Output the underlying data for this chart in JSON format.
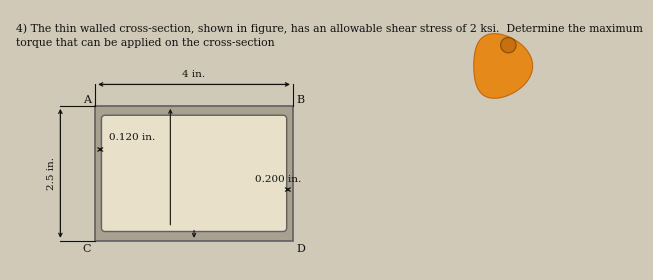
{
  "title_line1": "4) The thin walled cross-section, shown in figure, has an allowable shear stress of 2 ksi.  Determine the maximum",
  "title_line2": "torque that can be applied on the cross-section",
  "bg_color": "#d0c9b8",
  "outer_fill": "#a8a090",
  "inner_fill": "#e8e0c8",
  "edge_color": "#606060",
  "text_color": "#111111",
  "label_A": "A",
  "label_B": "B",
  "label_C": "C",
  "label_D": "D",
  "dim_width": "4 in.",
  "dim_height": "2.5 in.",
  "dim_top_wall": "0.120 in.",
  "dim_side_wall": "0.200 in."
}
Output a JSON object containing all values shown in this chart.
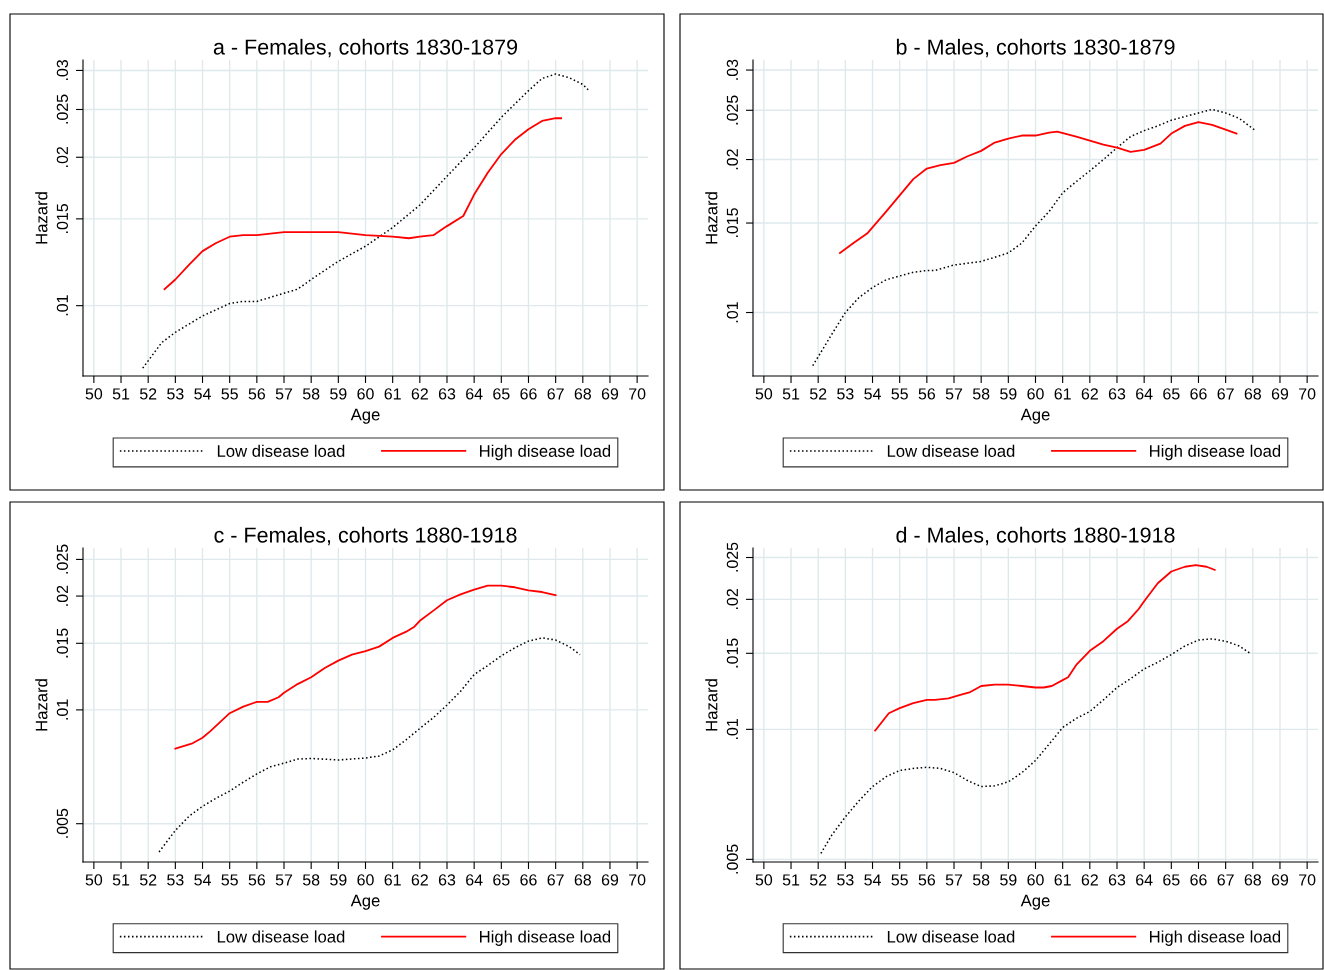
{
  "chart_data": [
    {
      "type": "line",
      "title": "a - Females, cohorts 1830-1879",
      "xlabel": "Age",
      "ylabel": "Hazard",
      "log": "y",
      "grid": true,
      "legend": "bottom",
      "xlim": [
        49.6,
        70.4
      ],
      "xticks": [
        50,
        51,
        52,
        53,
        54,
        55,
        56,
        57,
        58,
        59,
        60,
        61,
        62,
        63,
        64,
        65,
        66,
        67,
        68,
        69,
        70
      ],
      "ylim": [
        0.0072,
        0.0315
      ],
      "yticks": [
        {
          "value": 0.01,
          "label": ".01"
        },
        {
          "value": 0.015,
          "label": ".015"
        },
        {
          "value": 0.02,
          "label": ".02"
        },
        {
          "value": 0.025,
          "label": ".025"
        },
        {
          "value": 0.03,
          "label": ".03"
        }
      ],
      "series": [
        {
          "name": "Low disease load",
          "color": "#000000",
          "line_style": "dotted",
          "x": [
            51.8,
            52.5,
            53,
            54,
            55,
            55.5,
            56,
            57,
            57.5,
            58,
            59,
            60,
            61,
            62,
            63,
            64,
            65,
            66,
            66.5,
            67,
            67.5,
            68,
            68.2
          ],
          "values": [
            0.00747,
            0.00842,
            0.00883,
            0.00953,
            0.0101,
            0.0102,
            0.0102,
            0.0106,
            0.0108,
            0.0113,
            0.0123,
            0.0132,
            0.0144,
            0.016,
            0.0183,
            0.0209,
            0.0241,
            0.0273,
            0.0289,
            0.0295,
            0.029,
            0.0281,
            0.0274
          ]
        },
        {
          "name": "High disease load",
          "color": "#ff0000",
          "line_style": "solid",
          "x": [
            52.6,
            53,
            53.5,
            54,
            54.5,
            55,
            55.5,
            56,
            57,
            58,
            59,
            60,
            61,
            61.6,
            62,
            62.5,
            63,
            63.6,
            64,
            64.5,
            65,
            65.5,
            66,
            66.5,
            67,
            67.2
          ],
          "values": [
            0.0108,
            0.0113,
            0.0121,
            0.0129,
            0.0134,
            0.0138,
            0.0139,
            0.0139,
            0.0141,
            0.0141,
            0.0141,
            0.0139,
            0.0138,
            0.0137,
            0.0138,
            0.0139,
            0.0145,
            0.0152,
            0.0168,
            0.0186,
            0.0203,
            0.0217,
            0.0228,
            0.0237,
            0.024,
            0.024
          ]
        }
      ]
    },
    {
      "type": "line",
      "title": "b - Males, cohorts 1830-1879",
      "xlabel": "Age",
      "ylabel": "Hazard",
      "log": "y",
      "grid": true,
      "legend": "bottom",
      "xlim": [
        49.6,
        70.4
      ],
      "xticks": [
        50,
        51,
        52,
        53,
        54,
        55,
        56,
        57,
        58,
        59,
        60,
        61,
        62,
        63,
        64,
        65,
        66,
        67,
        68,
        69,
        70
      ],
      "ylim": [
        0.0075,
        0.0314
      ],
      "yticks": [
        {
          "value": 0.01,
          "label": ".01"
        },
        {
          "value": 0.015,
          "label": ".015"
        },
        {
          "value": 0.02,
          "label": ".02"
        },
        {
          "value": 0.025,
          "label": ".025"
        },
        {
          "value": 0.03,
          "label": ".03"
        }
      ],
      "series": [
        {
          "name": "Low disease load",
          "color": "#000000",
          "line_style": "dotted",
          "x": [
            51.8,
            52.5,
            53,
            53.5,
            54,
            54.5,
            55,
            55.5,
            56,
            56.3,
            57,
            58,
            59,
            59.5,
            60,
            60.5,
            61,
            61.5,
            62,
            62.5,
            63,
            63.5,
            64,
            64.5,
            65,
            65.5,
            66,
            66.5,
            67,
            67.5,
            68.1
          ],
          "values": [
            0.00786,
            0.00906,
            0.01,
            0.0107,
            0.0112,
            0.0116,
            0.0118,
            0.012,
            0.0121,
            0.0121,
            0.0124,
            0.0126,
            0.0131,
            0.0137,
            0.0148,
            0.0158,
            0.0172,
            0.0181,
            0.019,
            0.02,
            0.0211,
            0.0222,
            0.0228,
            0.0233,
            0.0239,
            0.0243,
            0.0247,
            0.0251,
            0.0247,
            0.0241,
            0.0228
          ]
        },
        {
          "name": "High disease load",
          "color": "#ff0000",
          "line_style": "solid",
          "x": [
            52.8,
            53.3,
            53.8,
            54.5,
            55,
            55.5,
            56,
            56.5,
            57,
            57.5,
            58,
            58.5,
            59,
            59.5,
            60,
            60.5,
            60.8,
            61.5,
            62,
            62.5,
            63,
            63.5,
            64,
            64.6,
            65,
            65.5,
            66,
            66.5,
            67,
            67.4
          ],
          "values": [
            0.0131,
            0.0137,
            0.0143,
            0.0158,
            0.017,
            0.0183,
            0.0192,
            0.0195,
            0.0197,
            0.0203,
            0.0208,
            0.0216,
            0.022,
            0.0223,
            0.0223,
            0.0226,
            0.0227,
            0.0222,
            0.0218,
            0.0214,
            0.0211,
            0.0207,
            0.0209,
            0.0215,
            0.0225,
            0.0233,
            0.0237,
            0.0234,
            0.0229,
            0.0225
          ]
        }
      ]
    },
    {
      "type": "line",
      "title": "c - Females, cohorts 1880-1918",
      "xlabel": "Age",
      "ylabel": "Hazard",
      "log": "y",
      "grid": true,
      "legend": "bottom",
      "xlim": [
        49.6,
        70.4
      ],
      "xticks": [
        50,
        51,
        52,
        53,
        54,
        55,
        56,
        57,
        58,
        59,
        60,
        61,
        62,
        63,
        64,
        65,
        66,
        67,
        68,
        69,
        70
      ],
      "ylim": [
        0.00396,
        0.0268
      ],
      "yticks": [
        {
          "value": 0.005,
          "label": ".005"
        },
        {
          "value": 0.01,
          "label": ".01"
        },
        {
          "value": 0.015,
          "label": ".015"
        },
        {
          "value": 0.02,
          "label": ".02"
        },
        {
          "value": 0.025,
          "label": ".025"
        }
      ],
      "series": [
        {
          "name": "Low disease load",
          "color": "#000000",
          "line_style": "dotted",
          "x": [
            52.4,
            53,
            53.5,
            54,
            54.5,
            55,
            55.5,
            56,
            56.5,
            57,
            57.5,
            58,
            59,
            60,
            60.5,
            61,
            61.5,
            62,
            62.5,
            63,
            63.5,
            64,
            64.5,
            65,
            65.5,
            66,
            66.5,
            67,
            67.5,
            67.9
          ],
          "values": [
            0.00421,
            0.0048,
            0.00523,
            0.00556,
            0.00584,
            0.0061,
            0.00644,
            0.00677,
            0.00707,
            0.00723,
            0.00741,
            0.00744,
            0.00737,
            0.00746,
            0.00755,
            0.00784,
            0.00834,
            0.00893,
            0.00954,
            0.0103,
            0.0112,
            0.0124,
            0.0131,
            0.0139,
            0.0146,
            0.0152,
            0.0155,
            0.0153,
            0.0147,
            0.014
          ]
        },
        {
          "name": "High disease load",
          "color": "#ff0000",
          "line_style": "solid",
          "x": [
            53,
            53.6,
            54,
            54.3,
            55,
            55.5,
            56,
            56.4,
            56.8,
            57,
            57.5,
            58,
            58.5,
            59,
            59.5,
            60,
            60.5,
            61,
            61.5,
            61.8,
            62,
            62.5,
            63,
            63.5,
            64,
            64.5,
            65,
            65.5,
            66,
            66.5,
            67
          ],
          "values": [
            0.0079,
            0.00814,
            0.00844,
            0.0088,
            0.0098,
            0.0102,
            0.0105,
            0.0105,
            0.0108,
            0.0111,
            0.0117,
            0.0122,
            0.0129,
            0.0135,
            0.014,
            0.0143,
            0.0147,
            0.0155,
            0.0161,
            0.0166,
            0.0172,
            0.0183,
            0.0195,
            0.0202,
            0.0208,
            0.0213,
            0.0213,
            0.0211,
            0.0207,
            0.0205,
            0.0201
          ]
        }
      ]
    },
    {
      "type": "line",
      "title": "d - Males, cohorts 1880-1918",
      "xlabel": "Age",
      "ylabel": "Hazard",
      "log": "y",
      "grid": true,
      "legend": "bottom",
      "xlim": [
        49.6,
        70.4
      ],
      "xticks": [
        50,
        51,
        52,
        53,
        54,
        55,
        56,
        57,
        58,
        59,
        60,
        61,
        62,
        63,
        64,
        65,
        66,
        67,
        68,
        69,
        70
      ],
      "ylim": [
        0.00493,
        0.0263
      ],
      "yticks": [
        {
          "value": 0.005,
          "label": ".005"
        },
        {
          "value": 0.01,
          "label": ".01"
        },
        {
          "value": 0.015,
          "label": ".015"
        },
        {
          "value": 0.02,
          "label": ".02"
        },
        {
          "value": 0.025,
          "label": ".025"
        }
      ],
      "series": [
        {
          "name": "Low disease load",
          "color": "#000000",
          "line_style": "dotted",
          "x": [
            52.1,
            52.5,
            53,
            53.5,
            54,
            54.5,
            55,
            55.5,
            56,
            56.5,
            57,
            57.5,
            58,
            58.5,
            59,
            59.5,
            60,
            60.5,
            61,
            61.5,
            62,
            62.5,
            63,
            63.5,
            64,
            64.5,
            65,
            65.5,
            66,
            66.5,
            67,
            67.5,
            67.9
          ],
          "values": [
            0.00516,
            0.00569,
            0.00627,
            0.00683,
            0.00737,
            0.00777,
            0.00803,
            0.00812,
            0.00817,
            0.00812,
            0.00794,
            0.00761,
            0.00737,
            0.0074,
            0.00756,
            0.00794,
            0.00847,
            0.00924,
            0.0101,
            0.0106,
            0.011,
            0.0117,
            0.0125,
            0.0131,
            0.0138,
            0.0143,
            0.0149,
            0.0156,
            0.0161,
            0.0162,
            0.016,
            0.0156,
            0.015
          ]
        },
        {
          "name": "High disease load",
          "color": "#ff0000",
          "line_style": "solid",
          "x": [
            54.1,
            54.6,
            55,
            55.5,
            56,
            56.3,
            56.8,
            57.2,
            57.6,
            58,
            58.5,
            59,
            59.5,
            60,
            60.3,
            60.6,
            61,
            61.2,
            61.5,
            62,
            62.5,
            63,
            63.4,
            63.8,
            64,
            64.5,
            65,
            65.5,
            65.9,
            66.3,
            66.6
          ],
          "values": [
            0.00994,
            0.0109,
            0.0112,
            0.0115,
            0.0117,
            0.0117,
            0.0118,
            0.012,
            0.0122,
            0.0126,
            0.0127,
            0.0127,
            0.0126,
            0.0125,
            0.0125,
            0.0126,
            0.013,
            0.0132,
            0.0141,
            0.0152,
            0.016,
            0.0171,
            0.0178,
            0.019,
            0.0198,
            0.0218,
            0.0232,
            0.0238,
            0.024,
            0.0238,
            0.0234
          ]
        }
      ]
    }
  ]
}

********************

WHAT YOU NEED TO DO
Copy out every line from the records that has the word "Females".

CORRECT ANSWER
      "title": "a - Females, cohorts 1830-1879",
      "title": "c - Females, cohorts 1880-1918",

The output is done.